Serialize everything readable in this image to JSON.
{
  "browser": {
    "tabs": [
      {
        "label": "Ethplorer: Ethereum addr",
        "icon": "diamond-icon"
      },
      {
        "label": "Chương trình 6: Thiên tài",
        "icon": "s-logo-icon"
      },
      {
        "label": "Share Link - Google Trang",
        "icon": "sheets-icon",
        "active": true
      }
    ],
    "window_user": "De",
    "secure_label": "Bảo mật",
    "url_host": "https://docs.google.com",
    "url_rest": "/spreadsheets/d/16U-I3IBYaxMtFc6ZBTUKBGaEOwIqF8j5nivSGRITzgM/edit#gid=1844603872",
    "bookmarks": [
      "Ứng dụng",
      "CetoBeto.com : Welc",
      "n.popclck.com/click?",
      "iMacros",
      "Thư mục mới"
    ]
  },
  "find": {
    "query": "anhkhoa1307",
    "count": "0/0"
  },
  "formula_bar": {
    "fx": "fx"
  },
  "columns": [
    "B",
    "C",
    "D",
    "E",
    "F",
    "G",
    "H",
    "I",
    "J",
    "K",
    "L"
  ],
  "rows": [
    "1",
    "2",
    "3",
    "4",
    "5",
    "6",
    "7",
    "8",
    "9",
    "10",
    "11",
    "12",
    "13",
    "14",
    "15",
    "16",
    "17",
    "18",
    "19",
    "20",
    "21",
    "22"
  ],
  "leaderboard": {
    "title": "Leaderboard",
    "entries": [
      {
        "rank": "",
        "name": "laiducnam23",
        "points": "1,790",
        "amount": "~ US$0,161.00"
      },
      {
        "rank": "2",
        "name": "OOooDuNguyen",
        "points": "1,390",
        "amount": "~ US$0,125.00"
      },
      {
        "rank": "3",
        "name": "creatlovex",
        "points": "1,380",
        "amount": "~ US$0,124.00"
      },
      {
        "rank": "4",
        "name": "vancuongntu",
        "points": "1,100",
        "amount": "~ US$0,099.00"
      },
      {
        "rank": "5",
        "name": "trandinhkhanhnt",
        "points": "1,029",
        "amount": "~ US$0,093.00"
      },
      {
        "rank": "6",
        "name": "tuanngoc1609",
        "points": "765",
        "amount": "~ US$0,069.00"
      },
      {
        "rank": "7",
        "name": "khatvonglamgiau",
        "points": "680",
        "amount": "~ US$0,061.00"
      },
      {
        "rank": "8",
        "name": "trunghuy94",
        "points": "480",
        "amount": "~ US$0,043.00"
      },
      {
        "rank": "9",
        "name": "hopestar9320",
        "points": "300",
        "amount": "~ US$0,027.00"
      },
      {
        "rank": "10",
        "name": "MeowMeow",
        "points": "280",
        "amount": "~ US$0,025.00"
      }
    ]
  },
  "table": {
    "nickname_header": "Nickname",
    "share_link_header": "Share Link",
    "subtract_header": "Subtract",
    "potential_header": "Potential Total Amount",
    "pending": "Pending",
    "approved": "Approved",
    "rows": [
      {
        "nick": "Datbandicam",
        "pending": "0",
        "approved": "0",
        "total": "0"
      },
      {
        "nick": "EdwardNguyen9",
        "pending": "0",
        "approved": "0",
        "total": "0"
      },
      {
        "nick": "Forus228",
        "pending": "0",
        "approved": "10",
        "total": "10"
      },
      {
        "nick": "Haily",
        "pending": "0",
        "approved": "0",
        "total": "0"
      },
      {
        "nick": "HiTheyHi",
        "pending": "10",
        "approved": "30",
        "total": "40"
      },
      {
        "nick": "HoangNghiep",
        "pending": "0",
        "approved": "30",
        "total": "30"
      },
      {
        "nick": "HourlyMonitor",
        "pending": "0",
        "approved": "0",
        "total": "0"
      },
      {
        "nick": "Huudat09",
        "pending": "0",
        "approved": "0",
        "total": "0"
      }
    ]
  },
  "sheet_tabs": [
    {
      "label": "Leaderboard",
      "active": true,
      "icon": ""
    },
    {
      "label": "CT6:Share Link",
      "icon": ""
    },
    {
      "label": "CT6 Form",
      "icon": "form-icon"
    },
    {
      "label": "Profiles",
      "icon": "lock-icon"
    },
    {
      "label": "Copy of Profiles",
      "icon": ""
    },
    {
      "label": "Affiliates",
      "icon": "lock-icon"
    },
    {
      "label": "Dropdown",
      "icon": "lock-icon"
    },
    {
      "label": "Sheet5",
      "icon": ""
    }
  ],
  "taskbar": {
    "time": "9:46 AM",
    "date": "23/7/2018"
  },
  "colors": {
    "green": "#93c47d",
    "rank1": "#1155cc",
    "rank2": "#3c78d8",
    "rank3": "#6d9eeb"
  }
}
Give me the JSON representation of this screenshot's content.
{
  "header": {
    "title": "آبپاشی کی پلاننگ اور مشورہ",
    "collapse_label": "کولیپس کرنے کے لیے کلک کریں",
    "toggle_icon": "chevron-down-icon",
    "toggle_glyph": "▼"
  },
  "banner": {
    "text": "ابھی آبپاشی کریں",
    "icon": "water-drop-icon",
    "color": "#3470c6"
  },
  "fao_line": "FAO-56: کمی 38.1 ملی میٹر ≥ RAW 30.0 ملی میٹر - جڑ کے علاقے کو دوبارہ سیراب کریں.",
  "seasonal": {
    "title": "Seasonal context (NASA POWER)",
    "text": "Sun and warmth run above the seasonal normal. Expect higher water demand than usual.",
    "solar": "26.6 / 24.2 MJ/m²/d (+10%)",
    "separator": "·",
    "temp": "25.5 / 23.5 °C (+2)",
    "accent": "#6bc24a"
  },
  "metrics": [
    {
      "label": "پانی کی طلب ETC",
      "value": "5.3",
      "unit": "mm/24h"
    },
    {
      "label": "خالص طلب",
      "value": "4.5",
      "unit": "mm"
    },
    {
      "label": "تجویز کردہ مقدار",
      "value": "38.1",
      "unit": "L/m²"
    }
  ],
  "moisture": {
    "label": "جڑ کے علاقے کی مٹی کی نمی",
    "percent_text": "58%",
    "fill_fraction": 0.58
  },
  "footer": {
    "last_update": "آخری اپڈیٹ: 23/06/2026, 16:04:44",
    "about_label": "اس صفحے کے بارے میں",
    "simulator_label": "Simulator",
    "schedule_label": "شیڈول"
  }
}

Your objective -
Pull every line holding "title" out of the records.

Complete output -
    "title": "Leaderboard",
    "title": "آبپاشی کی پلاننگ اور مشورہ",
    "title": "Seasonal context (NASA POWER)",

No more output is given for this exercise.